━━━ Data provided

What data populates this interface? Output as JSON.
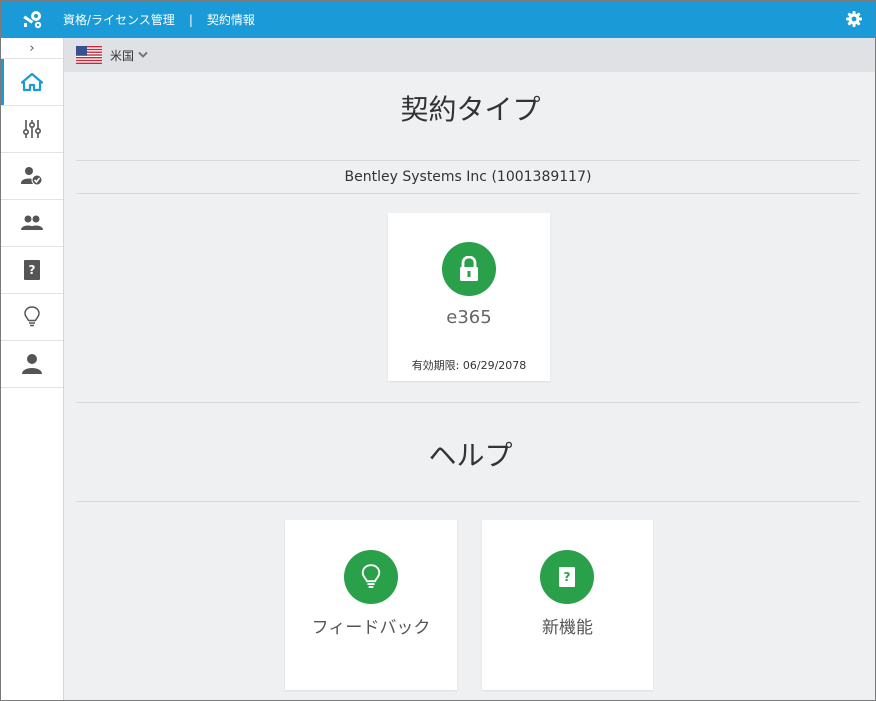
{
  "header": {
    "app_title": "資格/ライセンス管理",
    "separator": "|",
    "page_title": "契約情報",
    "logo_icon": "key-gear-icon",
    "settings_icon": "gear-icon"
  },
  "sidebar": {
    "expand_glyph": "›",
    "items": [
      {
        "name": "home",
        "icon": "home-icon",
        "active": true
      },
      {
        "name": "settings-sliders",
        "icon": "sliders-icon",
        "active": false
      },
      {
        "name": "user-verified",
        "icon": "user-check-icon",
        "active": false
      },
      {
        "name": "users",
        "icon": "users-icon",
        "active": false
      },
      {
        "name": "help-book",
        "icon": "book-question-icon",
        "active": false
      },
      {
        "name": "ideas",
        "icon": "lightbulb-icon",
        "active": false
      },
      {
        "name": "profile",
        "icon": "user-icon",
        "active": false
      }
    ]
  },
  "region": {
    "country": "米国",
    "flag_icon": "us-flag-icon",
    "dropdown_icon": "chevron-down-icon"
  },
  "contract": {
    "section_title": "契約タイプ",
    "company": "Bentley Systems Inc (1001389117)",
    "card": {
      "icon": "lock-icon",
      "name": "e365",
      "expiry": "有効期限: 06/29/2078"
    }
  },
  "help": {
    "section_title": "ヘルプ",
    "cards": [
      {
        "icon": "lightbulb-icon",
        "label": "フィードバック"
      },
      {
        "icon": "book-question-icon",
        "label": "新機能"
      }
    ]
  },
  "colors": {
    "header": "#1a9bd7",
    "accent_green": "#2aa04b",
    "background": "#eff0f2"
  }
}
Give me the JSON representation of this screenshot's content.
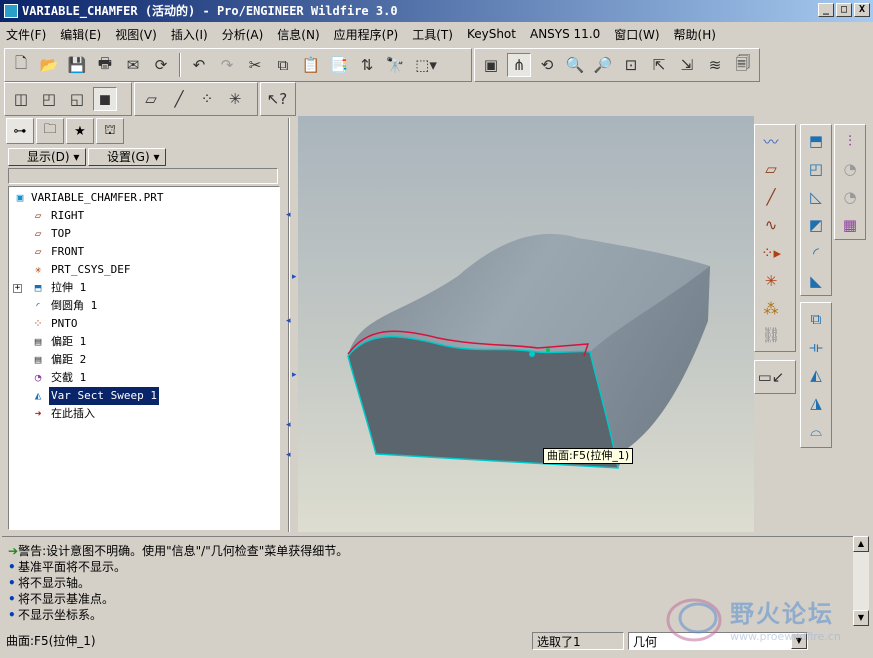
{
  "window": {
    "title": "VARIABLE_CHAMFER (活动的) - Pro/ENGINEER Wildfire 3.0",
    "minimize": "_",
    "maximize": "□",
    "close": "X"
  },
  "menu": [
    "文件(F)",
    "编辑(E)",
    "视图(V)",
    "插入(I)",
    "分析(A)",
    "信息(N)",
    "应用程序(P)",
    "工具(T)",
    "KeyShot",
    "ANSYS 11.0",
    "窗口(W)",
    "帮助(H)"
  ],
  "panel": {
    "show_label": "显示(D)",
    "settings_label": "设置(G)"
  },
  "tree": {
    "root": "VARIABLE_CHAMFER.PRT",
    "items": [
      "RIGHT",
      "TOP",
      "FRONT",
      "PRT_CSYS_DEF",
      "拉伸 1",
      "倒圆角 1",
      "PNTO",
      "偏距 1",
      "偏距 2",
      "交截 1",
      "Var Sect Sweep 1",
      "在此插入"
    ]
  },
  "viewport": {
    "tooltip": "曲面:F5(拉伸_1)"
  },
  "messages": [
    {
      "type": "warning",
      "text": "警告:设计意图不明确。使用\"信息\"/\"几何检查\"菜单获得细节。"
    },
    {
      "type": "info",
      "text": "基准平面将不显示。"
    },
    {
      "type": "info",
      "text": "将不显示轴。"
    },
    {
      "type": "info",
      "text": "将不显示基准点。"
    },
    {
      "type": "info",
      "text": "不显示坐标系。"
    }
  ],
  "status": {
    "left": "曲面:F5(拉伸_1)",
    "selected": "选取了1",
    "filter": "几何"
  },
  "watermark": {
    "name": "野火论坛",
    "url": "www.proewildfire.cn"
  },
  "colors": {
    "title_start": "#0a246a",
    "title_end": "#a6caf0",
    "selection": "#0a246a",
    "model_face": "#5a656e",
    "model_top": "#8f9ba4",
    "edge": "#00c8c8",
    "highlight": "#d4143c"
  }
}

━━━━━━

**Work instructions:**
Repeat the material above in full and exactly, omitting the pictures.

**Output of the exercise:**
What data populates this interface? Output as JSON.
{
  "header": {
    "app_title": "資格/ライセンス管理",
    "separator": "|",
    "page_title": "契約情報",
    "logo_icon": "key-gear-icon",
    "settings_icon": "gear-icon"
  },
  "sidebar": {
    "expand_glyph": "›",
    "items": [
      {
        "name": "home",
        "icon": "home-icon",
        "active": true
      },
      {
        "name": "settings-sliders",
        "icon": "sliders-icon",
        "active": false
      },
      {
        "name": "user-verified",
        "icon": "user-check-icon",
        "active": false
      },
      {
        "name": "users",
        "icon": "users-icon",
        "active": false
      },
      {
        "name": "help-book",
        "icon": "book-question-icon",
        "active": false
      },
      {
        "name": "ideas",
        "icon": "lightbulb-icon",
        "active": false
      },
      {
        "name": "profile",
        "icon": "user-icon",
        "active": false
      }
    ]
  },
  "region": {
    "country": "米国",
    "flag_icon": "us-flag-icon",
    "dropdown_icon": "chevron-down-icon"
  },
  "contract": {
    "section_title": "契約タイプ",
    "company": "Bentley Systems Inc (1001389117)",
    "card": {
      "icon": "lock-icon",
      "name": "e365",
      "expiry": "有効期限: 06/29/2078"
    }
  },
  "help": {
    "section_title": "ヘルプ",
    "cards": [
      {
        "icon": "lightbulb-icon",
        "label": "フィードバック"
      },
      {
        "icon": "book-question-icon",
        "label": "新機能"
      }
    ]
  },
  "colors": {
    "header": "#1a9bd7",
    "accent_green": "#2aa04b",
    "background": "#eff0f2"
  }
}
Give me the JSON representation of this screenshot's content.
{
  "window": {
    "title": "VARIABLE_CHAMFER (活动的) - Pro/ENGINEER Wildfire 3.0",
    "minimize": "_",
    "maximize": "□",
    "close": "X"
  },
  "menu": [
    "文件(F)",
    "编辑(E)",
    "视图(V)",
    "插入(I)",
    "分析(A)",
    "信息(N)",
    "应用程序(P)",
    "工具(T)",
    "KeyShot",
    "ANSYS 11.0",
    "窗口(W)",
    "帮助(H)"
  ],
  "panel": {
    "show_label": "显示(D)",
    "settings_label": "设置(G)"
  },
  "tree": {
    "root": "VARIABLE_CHAMFER.PRT",
    "items": [
      "RIGHT",
      "TOP",
      "FRONT",
      "PRT_CSYS_DEF",
      "拉伸 1",
      "倒圆角 1",
      "PNTO",
      "偏距 1",
      "偏距 2",
      "交截 1",
      "Var Sect Sweep 1",
      "在此插入"
    ]
  },
  "viewport": {
    "tooltip": "曲面:F5(拉伸_1)"
  },
  "messages": [
    {
      "type": "warning",
      "text": "警告:设计意图不明确。使用\"信息\"/\"几何检查\"菜单获得细节。"
    },
    {
      "type": "info",
      "text": "基准平面将不显示。"
    },
    {
      "type": "info",
      "text": "将不显示轴。"
    },
    {
      "type": "info",
      "text": "将不显示基准点。"
    },
    {
      "type": "info",
      "text": "不显示坐标系。"
    }
  ],
  "status": {
    "left": "曲面:F5(拉伸_1)",
    "selected": "选取了1",
    "filter": "几何"
  },
  "watermark": {
    "name": "野火论坛",
    "url": "www.proewildfire.cn"
  },
  "colors": {
    "title_start": "#0a246a",
    "title_end": "#a6caf0",
    "selection": "#0a246a",
    "model_face": "#5a656e",
    "model_top": "#8f9ba4",
    "edge": "#00c8c8",
    "highlight": "#d4143c"
  }
}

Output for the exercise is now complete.